-- Start Data extract --

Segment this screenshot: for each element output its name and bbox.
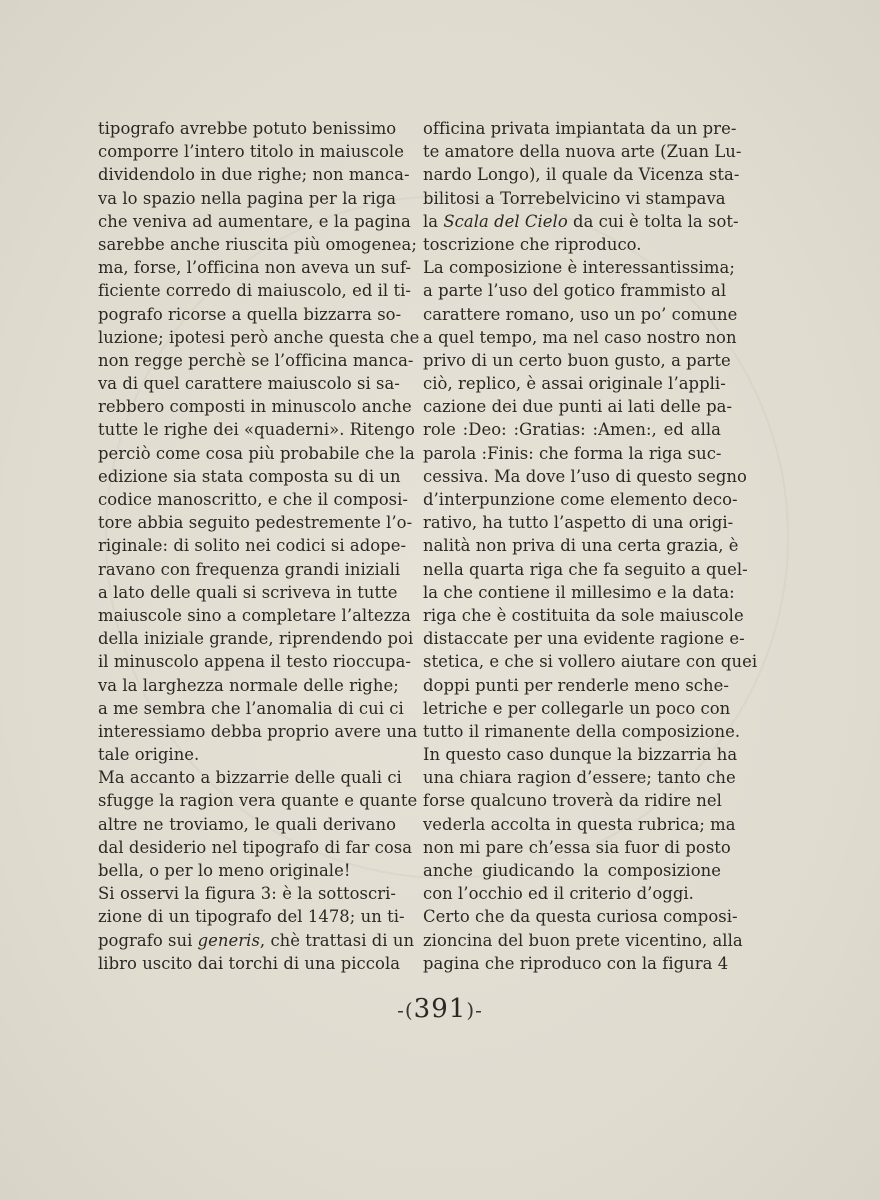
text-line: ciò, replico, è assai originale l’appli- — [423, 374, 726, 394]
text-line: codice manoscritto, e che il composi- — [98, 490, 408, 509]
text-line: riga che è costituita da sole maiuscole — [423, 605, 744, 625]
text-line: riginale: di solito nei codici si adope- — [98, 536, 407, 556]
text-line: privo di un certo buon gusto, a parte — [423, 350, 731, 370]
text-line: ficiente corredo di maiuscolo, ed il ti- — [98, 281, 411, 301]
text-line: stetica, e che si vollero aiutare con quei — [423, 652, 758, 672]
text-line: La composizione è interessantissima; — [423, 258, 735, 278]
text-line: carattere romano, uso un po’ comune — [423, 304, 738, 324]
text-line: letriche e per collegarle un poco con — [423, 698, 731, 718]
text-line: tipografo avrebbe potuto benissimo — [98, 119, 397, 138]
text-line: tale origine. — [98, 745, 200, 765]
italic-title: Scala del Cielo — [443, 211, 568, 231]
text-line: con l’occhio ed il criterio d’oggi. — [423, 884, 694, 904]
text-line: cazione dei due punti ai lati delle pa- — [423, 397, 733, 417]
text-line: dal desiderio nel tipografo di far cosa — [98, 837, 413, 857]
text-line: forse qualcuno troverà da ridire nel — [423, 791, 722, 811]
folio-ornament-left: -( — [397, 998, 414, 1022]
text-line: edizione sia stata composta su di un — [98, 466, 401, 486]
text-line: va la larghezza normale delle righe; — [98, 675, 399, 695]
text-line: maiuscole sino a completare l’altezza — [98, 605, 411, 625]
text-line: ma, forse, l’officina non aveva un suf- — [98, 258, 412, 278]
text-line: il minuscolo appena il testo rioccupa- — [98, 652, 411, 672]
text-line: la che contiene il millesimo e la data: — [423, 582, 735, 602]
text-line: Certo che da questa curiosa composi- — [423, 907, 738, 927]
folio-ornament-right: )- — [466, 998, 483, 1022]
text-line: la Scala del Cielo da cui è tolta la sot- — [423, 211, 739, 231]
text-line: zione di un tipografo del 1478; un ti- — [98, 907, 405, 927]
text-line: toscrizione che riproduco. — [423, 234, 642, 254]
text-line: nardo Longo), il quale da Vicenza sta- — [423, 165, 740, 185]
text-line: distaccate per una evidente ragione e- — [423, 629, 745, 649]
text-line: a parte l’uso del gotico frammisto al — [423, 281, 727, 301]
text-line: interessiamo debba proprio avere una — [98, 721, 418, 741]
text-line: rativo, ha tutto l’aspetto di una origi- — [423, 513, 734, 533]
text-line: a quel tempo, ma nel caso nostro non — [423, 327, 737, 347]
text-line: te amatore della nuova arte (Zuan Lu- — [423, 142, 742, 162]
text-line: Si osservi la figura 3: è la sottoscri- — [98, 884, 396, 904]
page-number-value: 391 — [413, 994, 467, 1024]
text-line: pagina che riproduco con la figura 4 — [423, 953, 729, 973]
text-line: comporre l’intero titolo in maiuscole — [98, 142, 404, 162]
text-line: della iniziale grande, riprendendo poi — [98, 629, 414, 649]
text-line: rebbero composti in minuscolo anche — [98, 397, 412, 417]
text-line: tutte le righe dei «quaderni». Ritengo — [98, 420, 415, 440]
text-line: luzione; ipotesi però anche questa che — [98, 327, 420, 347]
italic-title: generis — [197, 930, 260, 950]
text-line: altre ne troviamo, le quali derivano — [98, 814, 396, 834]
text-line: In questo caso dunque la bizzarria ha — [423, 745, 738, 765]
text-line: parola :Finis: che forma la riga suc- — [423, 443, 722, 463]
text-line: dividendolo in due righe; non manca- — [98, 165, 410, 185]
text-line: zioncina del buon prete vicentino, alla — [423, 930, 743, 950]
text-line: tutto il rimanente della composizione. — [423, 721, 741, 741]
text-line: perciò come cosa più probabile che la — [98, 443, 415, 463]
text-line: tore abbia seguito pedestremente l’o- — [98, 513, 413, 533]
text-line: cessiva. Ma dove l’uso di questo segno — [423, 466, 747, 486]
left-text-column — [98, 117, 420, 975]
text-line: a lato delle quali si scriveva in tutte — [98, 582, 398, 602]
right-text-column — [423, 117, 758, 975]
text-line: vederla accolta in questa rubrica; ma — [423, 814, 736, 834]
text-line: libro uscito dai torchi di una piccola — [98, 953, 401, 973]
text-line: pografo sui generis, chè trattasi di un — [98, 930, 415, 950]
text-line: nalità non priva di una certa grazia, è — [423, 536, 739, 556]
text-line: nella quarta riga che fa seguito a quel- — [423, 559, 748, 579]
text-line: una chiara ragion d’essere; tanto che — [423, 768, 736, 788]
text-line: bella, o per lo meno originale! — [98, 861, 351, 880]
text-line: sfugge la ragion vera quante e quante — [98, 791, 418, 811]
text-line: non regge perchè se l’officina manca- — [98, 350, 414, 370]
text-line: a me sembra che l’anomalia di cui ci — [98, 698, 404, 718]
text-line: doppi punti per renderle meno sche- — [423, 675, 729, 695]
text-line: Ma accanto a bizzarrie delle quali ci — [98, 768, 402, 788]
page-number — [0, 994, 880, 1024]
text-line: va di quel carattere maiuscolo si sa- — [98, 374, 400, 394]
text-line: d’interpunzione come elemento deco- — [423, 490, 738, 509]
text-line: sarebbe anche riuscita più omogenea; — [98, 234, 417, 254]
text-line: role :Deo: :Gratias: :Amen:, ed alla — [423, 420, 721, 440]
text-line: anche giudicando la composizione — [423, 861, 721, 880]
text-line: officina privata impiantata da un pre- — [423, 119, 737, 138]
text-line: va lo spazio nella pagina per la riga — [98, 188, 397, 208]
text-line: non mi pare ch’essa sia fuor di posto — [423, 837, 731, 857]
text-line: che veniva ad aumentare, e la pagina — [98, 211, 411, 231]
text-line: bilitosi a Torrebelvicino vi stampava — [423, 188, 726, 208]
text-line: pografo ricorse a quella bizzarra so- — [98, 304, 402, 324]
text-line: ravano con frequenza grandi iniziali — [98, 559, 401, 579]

-- End Data extract --
-- Start Data extract --

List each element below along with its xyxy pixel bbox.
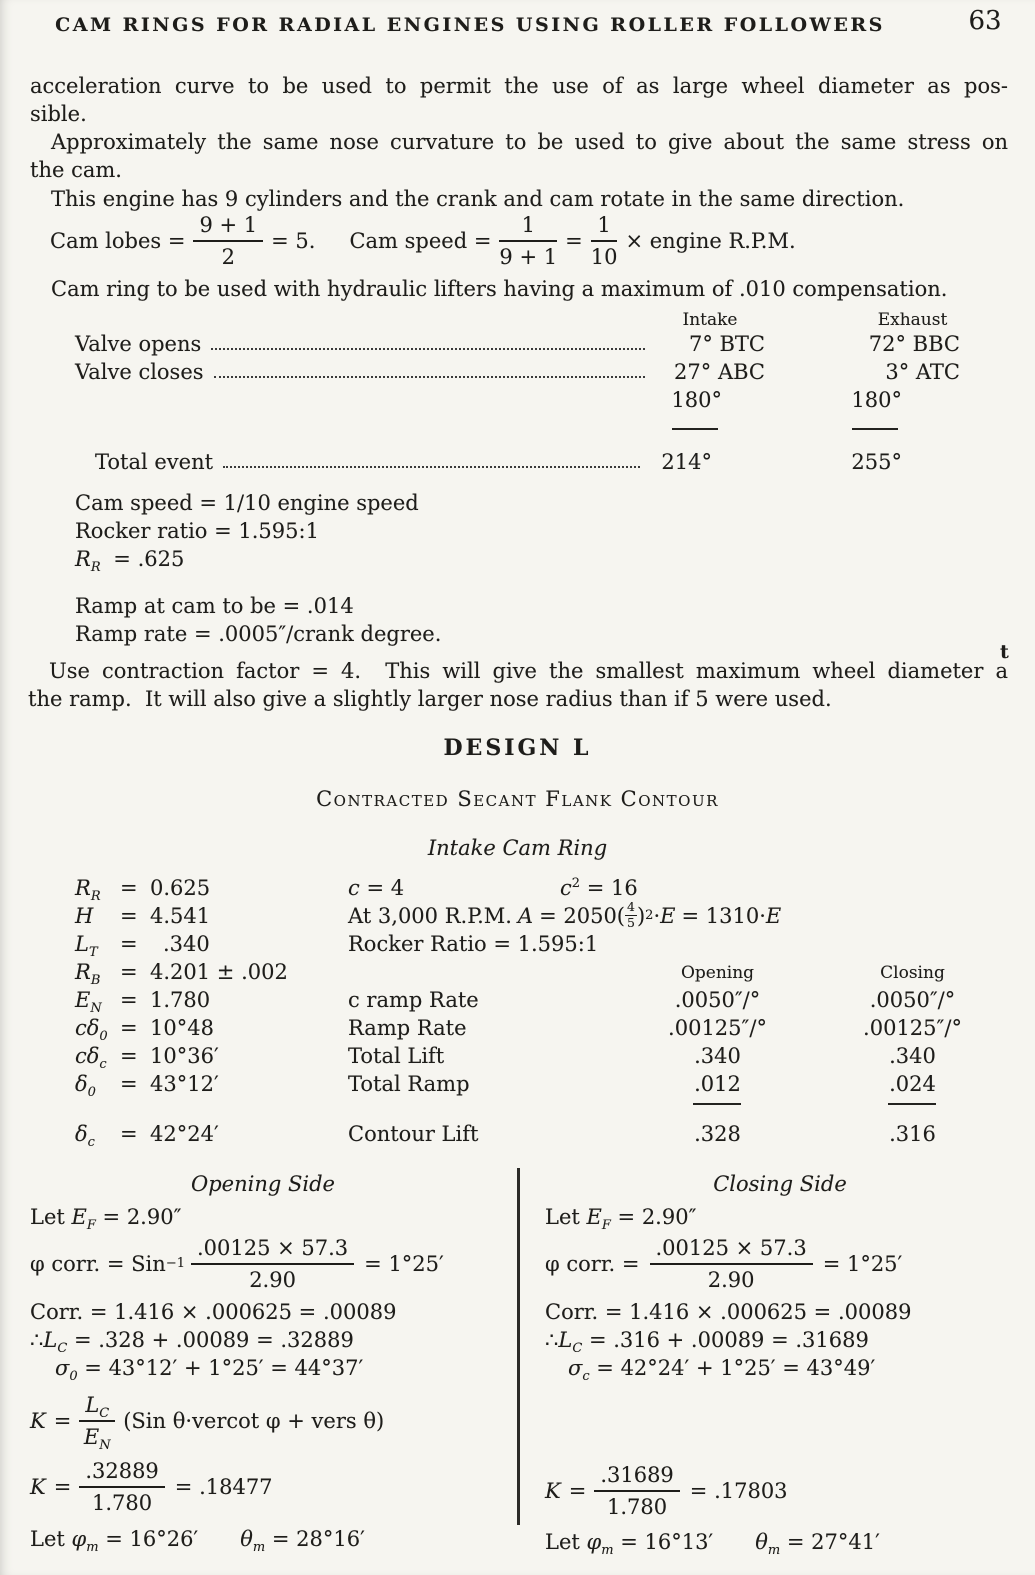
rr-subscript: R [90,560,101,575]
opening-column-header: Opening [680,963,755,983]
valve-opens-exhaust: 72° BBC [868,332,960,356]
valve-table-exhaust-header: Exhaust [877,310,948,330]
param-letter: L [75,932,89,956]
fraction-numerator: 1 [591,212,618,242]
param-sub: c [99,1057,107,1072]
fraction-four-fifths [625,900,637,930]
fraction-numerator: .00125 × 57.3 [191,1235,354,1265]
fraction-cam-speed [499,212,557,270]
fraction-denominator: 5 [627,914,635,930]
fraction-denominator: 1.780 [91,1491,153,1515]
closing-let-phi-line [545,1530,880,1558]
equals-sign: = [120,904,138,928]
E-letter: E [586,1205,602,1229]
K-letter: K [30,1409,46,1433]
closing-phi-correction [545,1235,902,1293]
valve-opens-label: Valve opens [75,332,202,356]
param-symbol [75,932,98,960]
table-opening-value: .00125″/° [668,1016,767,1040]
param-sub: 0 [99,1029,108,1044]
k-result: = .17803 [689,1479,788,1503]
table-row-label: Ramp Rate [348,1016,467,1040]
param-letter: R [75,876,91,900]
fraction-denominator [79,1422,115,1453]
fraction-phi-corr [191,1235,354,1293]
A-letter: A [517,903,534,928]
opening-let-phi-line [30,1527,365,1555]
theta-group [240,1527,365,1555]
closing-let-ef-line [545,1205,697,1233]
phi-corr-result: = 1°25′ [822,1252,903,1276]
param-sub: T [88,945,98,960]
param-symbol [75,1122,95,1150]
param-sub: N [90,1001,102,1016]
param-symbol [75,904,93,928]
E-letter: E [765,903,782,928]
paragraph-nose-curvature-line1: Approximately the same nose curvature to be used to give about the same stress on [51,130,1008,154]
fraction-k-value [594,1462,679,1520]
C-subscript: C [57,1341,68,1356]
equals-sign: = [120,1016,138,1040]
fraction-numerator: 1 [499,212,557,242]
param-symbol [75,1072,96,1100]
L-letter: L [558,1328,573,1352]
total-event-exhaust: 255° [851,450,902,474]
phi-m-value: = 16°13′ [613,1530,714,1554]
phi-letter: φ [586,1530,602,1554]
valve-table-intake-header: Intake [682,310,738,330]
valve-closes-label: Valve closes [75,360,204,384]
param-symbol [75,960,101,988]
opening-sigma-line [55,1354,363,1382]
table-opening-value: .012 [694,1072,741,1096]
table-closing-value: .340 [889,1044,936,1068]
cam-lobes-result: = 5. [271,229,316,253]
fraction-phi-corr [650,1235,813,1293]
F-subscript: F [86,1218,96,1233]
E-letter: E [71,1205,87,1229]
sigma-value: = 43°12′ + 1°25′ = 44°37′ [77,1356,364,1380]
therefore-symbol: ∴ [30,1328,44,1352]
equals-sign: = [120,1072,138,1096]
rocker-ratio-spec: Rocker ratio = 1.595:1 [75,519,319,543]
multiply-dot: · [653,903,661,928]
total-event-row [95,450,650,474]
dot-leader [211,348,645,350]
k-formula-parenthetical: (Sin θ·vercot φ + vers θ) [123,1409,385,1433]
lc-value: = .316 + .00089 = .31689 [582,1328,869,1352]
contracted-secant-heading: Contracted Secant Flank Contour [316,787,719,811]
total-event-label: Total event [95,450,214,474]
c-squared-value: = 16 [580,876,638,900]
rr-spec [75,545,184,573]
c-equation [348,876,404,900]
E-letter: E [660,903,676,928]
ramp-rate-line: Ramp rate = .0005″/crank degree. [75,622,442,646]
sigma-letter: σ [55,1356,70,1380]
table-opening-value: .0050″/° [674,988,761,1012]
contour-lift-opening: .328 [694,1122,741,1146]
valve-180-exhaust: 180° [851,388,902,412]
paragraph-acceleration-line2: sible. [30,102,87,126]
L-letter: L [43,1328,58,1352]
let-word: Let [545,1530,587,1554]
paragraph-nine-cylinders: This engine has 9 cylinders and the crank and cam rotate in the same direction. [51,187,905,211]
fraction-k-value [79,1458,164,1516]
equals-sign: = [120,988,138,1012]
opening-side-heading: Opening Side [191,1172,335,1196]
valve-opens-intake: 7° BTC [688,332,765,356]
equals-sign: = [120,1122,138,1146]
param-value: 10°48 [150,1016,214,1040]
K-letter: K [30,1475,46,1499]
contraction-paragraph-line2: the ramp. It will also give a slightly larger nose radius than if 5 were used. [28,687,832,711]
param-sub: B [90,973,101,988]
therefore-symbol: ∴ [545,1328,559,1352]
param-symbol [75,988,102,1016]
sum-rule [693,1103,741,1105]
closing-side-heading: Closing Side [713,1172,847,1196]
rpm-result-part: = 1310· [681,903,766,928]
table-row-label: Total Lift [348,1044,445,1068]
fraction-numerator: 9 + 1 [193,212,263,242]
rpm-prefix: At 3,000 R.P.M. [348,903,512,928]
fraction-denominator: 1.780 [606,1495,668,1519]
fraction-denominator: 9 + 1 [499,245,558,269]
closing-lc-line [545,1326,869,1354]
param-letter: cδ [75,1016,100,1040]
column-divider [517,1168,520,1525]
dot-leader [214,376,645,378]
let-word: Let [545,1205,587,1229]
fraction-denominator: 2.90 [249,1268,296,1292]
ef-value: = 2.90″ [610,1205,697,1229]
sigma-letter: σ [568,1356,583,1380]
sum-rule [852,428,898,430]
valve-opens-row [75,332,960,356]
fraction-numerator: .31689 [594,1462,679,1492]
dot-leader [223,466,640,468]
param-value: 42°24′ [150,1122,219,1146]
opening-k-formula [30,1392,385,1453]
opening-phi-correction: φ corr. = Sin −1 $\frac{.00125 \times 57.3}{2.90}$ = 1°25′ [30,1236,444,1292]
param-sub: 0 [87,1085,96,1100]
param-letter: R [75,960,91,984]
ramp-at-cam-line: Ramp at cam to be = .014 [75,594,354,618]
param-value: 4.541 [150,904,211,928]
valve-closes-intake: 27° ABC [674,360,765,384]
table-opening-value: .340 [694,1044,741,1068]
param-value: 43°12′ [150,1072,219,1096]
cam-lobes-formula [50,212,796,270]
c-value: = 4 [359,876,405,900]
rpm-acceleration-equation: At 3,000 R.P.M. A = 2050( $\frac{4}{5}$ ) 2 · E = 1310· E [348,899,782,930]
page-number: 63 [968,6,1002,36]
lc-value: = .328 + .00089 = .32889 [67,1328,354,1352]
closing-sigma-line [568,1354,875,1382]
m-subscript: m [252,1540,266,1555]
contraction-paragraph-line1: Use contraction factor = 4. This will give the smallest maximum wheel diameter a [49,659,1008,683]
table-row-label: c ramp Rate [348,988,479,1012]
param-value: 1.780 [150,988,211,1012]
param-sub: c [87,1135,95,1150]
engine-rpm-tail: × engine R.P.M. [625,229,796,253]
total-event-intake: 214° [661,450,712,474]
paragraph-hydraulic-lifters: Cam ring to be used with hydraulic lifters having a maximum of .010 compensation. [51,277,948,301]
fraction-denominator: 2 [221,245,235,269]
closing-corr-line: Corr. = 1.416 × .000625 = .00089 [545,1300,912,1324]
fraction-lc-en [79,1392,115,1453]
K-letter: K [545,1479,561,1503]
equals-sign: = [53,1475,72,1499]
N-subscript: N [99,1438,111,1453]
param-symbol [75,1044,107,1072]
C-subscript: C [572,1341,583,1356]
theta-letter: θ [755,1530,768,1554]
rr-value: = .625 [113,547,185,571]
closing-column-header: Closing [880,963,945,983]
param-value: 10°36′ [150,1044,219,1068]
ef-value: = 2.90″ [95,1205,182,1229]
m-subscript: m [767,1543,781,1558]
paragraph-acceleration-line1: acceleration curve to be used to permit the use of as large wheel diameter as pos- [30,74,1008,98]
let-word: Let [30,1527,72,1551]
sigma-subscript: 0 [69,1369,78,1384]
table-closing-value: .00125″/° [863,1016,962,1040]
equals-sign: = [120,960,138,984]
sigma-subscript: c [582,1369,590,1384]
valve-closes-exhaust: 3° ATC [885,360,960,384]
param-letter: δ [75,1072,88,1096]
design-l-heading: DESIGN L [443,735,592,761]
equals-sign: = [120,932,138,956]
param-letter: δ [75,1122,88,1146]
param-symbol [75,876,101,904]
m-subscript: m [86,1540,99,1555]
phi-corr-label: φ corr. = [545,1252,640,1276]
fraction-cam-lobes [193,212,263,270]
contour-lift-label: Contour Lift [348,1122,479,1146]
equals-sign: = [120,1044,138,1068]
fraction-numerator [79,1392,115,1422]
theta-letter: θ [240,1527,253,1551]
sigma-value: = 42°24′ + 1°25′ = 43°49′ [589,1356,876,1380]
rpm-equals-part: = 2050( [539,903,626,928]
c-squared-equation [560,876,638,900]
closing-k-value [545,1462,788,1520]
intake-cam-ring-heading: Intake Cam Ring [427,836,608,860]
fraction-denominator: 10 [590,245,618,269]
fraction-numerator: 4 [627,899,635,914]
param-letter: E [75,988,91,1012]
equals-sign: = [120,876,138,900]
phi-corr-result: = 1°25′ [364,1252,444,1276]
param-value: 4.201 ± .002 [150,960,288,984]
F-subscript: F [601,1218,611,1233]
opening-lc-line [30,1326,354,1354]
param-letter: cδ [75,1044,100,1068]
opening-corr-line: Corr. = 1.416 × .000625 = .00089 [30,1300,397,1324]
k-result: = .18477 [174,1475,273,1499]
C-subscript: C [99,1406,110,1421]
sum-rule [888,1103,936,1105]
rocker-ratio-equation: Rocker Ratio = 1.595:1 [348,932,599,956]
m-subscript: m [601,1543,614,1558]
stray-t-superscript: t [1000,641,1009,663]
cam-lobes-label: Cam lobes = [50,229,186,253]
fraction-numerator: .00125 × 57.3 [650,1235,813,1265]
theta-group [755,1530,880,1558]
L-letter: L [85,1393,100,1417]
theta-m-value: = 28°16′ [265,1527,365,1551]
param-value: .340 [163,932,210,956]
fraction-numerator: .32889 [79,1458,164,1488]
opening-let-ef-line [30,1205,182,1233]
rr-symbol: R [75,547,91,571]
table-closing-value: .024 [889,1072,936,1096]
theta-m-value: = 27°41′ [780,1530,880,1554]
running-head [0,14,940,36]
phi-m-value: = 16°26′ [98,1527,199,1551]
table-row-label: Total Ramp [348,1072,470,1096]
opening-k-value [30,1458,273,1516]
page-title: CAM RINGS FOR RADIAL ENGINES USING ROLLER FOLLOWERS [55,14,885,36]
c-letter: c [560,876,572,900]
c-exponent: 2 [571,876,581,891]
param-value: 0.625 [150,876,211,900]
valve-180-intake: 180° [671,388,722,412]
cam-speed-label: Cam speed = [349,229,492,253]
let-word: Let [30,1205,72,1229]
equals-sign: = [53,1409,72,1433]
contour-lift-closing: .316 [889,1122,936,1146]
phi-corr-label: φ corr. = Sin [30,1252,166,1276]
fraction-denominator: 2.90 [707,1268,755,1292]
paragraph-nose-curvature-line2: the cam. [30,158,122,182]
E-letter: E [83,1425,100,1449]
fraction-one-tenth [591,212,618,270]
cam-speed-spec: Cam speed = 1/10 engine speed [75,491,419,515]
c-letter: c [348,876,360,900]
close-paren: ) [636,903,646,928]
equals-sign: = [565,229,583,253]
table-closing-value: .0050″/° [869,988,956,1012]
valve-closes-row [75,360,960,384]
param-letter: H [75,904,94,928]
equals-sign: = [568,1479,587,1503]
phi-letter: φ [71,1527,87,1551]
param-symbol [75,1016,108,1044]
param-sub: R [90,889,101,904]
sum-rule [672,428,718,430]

-- End Data extract --

## Exercise goal
Please quote the data word for word, starting with the line containing "rr-subscript: R [90,560,101,575]" and continuing through the line containing "equals-sign: = [120,1016,138,1040]", with both of those lines included.

## The result
rr-subscript: R [90,560,101,575]
opening-column-header: Opening [680,963,755,983]
valve-opens-exhaust: 72° BBC [868,332,960,356]
valve-table-exhaust-header: Exhaust [877,310,948,330]
param-letter: L [75,932,89,956]
fraction-numerator: 1 [591,212,618,242]
param-sub: c [99,1057,107,1072]
fraction-four-fifths [625,900,637,930]
fraction-numerator: .00125 × 57.3 [191,1235,354,1265]
fraction-cam-speed [499,212,557,270]
fraction-denominator: 5 [627,914,635,930]
fraction-denominator: 1.780 [91,1491,153,1515]
closing-let-phi-line [545,1530,880,1558]
equals-sign: = [120,904,138,928]
E-letter: E [586,1205,602,1229]
K-letter: K [30,1409,46,1433]
closing-phi-correction [545,1235,902,1293]
valve-opens-label: Valve opens [75,332,202,356]
param-symbol [75,932,98,960]
table-opening-value: .00125″/° [668,1016,767,1040]
param-sub: 0 [99,1029,108,1044]
k-result: = .17803 [689,1479,788,1503]
table-row-label: Ramp Rate [348,1016,467,1040]
param-letter: R [75,876,91,900]
fraction-denominator [79,1422,115,1453]
fraction-phi-corr [191,1235,354,1293]
A-letter: A [517,903,534,928]
opening-let-phi-line [30,1527,365,1555]
theta-group [240,1527,365,1555]
closing-let-ef-line [545,1205,697,1233]
phi-corr-result: = 1°25′ [822,1252,903,1276]
param-sub: T [88,945,98,960]
param-symbol [75,1122,95,1150]
param-sub: N [90,1001,102,1016]
param-symbol [75,904,93,928]
E-letter: E [765,903,782,928]
paragraph-nose-curvature-line1: Approximately the same nose curvature to be used to give about the same stress on [51,130,1008,154]
fraction-k-value [594,1462,679,1520]
C-subscript: C [57,1341,68,1356]
equals-sign: = [120,1016,138,1040]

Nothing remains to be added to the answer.